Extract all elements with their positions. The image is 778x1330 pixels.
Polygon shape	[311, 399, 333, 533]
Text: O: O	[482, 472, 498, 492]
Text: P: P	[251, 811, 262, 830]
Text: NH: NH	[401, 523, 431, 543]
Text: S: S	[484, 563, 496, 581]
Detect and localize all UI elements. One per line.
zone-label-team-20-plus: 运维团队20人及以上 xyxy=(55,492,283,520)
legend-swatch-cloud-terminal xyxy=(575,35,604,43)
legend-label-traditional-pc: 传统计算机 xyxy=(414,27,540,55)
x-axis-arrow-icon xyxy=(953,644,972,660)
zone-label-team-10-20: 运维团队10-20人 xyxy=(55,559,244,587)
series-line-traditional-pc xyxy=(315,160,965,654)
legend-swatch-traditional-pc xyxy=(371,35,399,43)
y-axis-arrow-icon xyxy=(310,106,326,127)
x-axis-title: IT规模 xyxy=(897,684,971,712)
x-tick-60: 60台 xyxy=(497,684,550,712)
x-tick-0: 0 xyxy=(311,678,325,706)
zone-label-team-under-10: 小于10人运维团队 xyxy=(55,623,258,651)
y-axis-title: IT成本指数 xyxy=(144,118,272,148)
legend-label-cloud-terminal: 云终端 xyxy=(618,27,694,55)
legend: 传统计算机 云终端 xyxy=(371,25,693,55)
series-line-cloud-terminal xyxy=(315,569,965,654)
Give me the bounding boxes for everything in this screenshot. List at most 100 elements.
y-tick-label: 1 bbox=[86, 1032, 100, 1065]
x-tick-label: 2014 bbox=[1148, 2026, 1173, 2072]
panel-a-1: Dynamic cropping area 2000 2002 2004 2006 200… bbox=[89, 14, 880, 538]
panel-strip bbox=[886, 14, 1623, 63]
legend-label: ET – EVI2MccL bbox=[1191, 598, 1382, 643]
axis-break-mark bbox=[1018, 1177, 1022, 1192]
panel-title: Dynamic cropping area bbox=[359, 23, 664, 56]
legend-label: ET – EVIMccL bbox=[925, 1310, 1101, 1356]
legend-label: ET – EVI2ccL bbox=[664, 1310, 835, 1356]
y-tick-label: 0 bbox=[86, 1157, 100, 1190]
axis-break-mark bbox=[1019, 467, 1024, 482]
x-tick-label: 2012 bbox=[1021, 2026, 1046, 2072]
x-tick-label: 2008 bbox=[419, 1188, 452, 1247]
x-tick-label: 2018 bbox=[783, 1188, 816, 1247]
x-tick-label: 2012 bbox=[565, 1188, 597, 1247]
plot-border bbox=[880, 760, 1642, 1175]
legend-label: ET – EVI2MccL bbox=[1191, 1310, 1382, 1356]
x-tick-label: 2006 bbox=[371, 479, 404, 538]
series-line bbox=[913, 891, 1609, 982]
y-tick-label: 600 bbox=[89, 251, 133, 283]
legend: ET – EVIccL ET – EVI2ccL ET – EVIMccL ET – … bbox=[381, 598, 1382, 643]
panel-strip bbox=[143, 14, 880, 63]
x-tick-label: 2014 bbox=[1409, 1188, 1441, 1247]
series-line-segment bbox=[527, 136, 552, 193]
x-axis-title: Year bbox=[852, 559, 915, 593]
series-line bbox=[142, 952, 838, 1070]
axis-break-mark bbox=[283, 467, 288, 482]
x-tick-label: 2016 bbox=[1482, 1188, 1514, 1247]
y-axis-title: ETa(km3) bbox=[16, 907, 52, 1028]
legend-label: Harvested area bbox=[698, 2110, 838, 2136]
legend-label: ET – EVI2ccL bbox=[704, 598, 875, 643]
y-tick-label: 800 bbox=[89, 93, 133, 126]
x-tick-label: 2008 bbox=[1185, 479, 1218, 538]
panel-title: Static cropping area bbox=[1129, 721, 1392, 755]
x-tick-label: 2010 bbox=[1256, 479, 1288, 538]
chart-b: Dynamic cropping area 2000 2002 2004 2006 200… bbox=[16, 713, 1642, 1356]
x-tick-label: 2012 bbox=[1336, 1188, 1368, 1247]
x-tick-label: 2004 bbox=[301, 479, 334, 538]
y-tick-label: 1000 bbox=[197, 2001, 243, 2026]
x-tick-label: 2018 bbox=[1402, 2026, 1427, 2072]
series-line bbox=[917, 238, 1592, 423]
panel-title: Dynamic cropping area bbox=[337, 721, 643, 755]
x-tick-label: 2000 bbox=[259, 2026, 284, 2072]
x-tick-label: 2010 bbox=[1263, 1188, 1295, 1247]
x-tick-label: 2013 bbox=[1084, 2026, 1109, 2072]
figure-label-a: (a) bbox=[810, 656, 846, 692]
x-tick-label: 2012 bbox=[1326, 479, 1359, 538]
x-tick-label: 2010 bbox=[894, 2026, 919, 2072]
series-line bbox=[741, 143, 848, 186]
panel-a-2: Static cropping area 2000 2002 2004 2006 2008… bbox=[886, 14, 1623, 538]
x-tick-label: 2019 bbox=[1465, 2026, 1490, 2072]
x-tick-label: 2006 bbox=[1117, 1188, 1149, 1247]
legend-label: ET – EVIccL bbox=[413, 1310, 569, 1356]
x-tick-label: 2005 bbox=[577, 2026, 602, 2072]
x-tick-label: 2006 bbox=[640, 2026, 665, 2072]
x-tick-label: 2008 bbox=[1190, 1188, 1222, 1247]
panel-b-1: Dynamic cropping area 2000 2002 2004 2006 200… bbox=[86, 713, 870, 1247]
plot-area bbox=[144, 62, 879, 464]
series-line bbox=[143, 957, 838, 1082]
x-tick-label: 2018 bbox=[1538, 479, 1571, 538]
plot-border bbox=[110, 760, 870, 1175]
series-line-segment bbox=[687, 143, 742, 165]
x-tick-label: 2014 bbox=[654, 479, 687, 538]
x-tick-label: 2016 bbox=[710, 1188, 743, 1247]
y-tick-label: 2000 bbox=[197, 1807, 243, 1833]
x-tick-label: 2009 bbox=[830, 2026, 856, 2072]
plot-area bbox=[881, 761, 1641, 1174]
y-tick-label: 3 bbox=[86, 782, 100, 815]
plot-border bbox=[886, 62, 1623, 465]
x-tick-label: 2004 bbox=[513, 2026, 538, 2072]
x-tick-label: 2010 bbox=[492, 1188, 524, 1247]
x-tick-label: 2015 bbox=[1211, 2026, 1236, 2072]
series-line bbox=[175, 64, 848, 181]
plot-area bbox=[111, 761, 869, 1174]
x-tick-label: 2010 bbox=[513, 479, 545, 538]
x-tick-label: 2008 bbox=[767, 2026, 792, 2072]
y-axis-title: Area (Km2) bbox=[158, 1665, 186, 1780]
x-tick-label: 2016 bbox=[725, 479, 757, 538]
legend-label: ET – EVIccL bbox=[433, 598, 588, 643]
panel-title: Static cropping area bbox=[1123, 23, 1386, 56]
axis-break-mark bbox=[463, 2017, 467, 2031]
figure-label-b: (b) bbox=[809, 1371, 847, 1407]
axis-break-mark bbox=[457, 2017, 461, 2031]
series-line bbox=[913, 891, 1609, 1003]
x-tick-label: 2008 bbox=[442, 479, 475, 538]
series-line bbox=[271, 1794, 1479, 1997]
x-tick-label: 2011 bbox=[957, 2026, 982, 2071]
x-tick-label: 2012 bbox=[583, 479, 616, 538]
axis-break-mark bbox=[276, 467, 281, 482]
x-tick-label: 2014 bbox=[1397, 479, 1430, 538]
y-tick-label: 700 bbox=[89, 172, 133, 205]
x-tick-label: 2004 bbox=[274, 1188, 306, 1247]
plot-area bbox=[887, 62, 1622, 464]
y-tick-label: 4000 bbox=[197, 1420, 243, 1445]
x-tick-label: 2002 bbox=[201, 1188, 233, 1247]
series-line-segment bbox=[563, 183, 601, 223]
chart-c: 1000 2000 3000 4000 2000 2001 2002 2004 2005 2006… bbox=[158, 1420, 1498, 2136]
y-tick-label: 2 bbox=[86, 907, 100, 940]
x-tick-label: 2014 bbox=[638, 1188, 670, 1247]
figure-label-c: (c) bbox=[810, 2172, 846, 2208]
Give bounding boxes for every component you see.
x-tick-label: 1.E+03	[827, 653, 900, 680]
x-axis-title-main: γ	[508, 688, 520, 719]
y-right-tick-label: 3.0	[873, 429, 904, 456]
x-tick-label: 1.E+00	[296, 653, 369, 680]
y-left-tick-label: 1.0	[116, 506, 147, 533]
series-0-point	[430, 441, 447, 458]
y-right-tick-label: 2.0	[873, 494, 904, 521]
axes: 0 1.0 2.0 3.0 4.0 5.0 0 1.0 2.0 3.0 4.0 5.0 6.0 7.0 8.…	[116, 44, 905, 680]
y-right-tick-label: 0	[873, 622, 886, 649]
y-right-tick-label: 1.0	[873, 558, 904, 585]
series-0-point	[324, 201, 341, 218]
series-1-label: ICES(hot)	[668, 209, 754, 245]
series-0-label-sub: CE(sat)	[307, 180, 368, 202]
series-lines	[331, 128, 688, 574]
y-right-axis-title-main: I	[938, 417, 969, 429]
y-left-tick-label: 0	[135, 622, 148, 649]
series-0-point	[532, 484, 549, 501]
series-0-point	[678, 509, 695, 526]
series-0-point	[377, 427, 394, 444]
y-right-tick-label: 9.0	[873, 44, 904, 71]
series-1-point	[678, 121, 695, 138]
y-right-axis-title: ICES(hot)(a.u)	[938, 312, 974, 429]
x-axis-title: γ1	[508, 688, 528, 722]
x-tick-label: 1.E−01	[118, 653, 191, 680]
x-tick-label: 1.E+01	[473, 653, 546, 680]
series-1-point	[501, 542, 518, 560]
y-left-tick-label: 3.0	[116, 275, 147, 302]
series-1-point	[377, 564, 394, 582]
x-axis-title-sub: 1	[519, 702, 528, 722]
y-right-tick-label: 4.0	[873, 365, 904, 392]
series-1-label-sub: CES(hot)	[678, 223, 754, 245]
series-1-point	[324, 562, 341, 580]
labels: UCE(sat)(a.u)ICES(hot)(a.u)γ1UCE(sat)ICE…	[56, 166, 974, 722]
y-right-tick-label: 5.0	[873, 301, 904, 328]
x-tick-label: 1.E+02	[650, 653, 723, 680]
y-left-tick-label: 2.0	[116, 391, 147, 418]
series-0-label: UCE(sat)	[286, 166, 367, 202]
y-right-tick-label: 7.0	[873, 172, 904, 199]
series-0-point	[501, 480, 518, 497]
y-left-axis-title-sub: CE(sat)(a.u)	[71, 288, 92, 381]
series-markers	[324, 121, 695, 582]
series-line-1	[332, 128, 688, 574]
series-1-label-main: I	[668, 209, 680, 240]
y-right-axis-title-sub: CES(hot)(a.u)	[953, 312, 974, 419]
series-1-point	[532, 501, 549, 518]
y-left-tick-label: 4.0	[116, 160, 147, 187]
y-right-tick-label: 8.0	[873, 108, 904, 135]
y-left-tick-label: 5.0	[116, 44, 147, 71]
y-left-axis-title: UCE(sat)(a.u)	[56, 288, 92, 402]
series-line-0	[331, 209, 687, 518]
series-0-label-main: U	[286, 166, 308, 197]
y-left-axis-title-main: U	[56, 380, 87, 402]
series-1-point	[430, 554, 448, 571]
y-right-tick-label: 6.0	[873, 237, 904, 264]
● ● ●
● Task to carry out
Return each line of the data above that contains the string "team". Case matters.

● Task answer
zone-label-team-20-plus: 运维团队20人及以上 xyxy=(55,492,283,520)
zone-label-team-10-20: 运维团队10-20人 xyxy=(55,559,244,587)
zone-label-team-under-10: 小于10人运维团队 xyxy=(55,623,258,651)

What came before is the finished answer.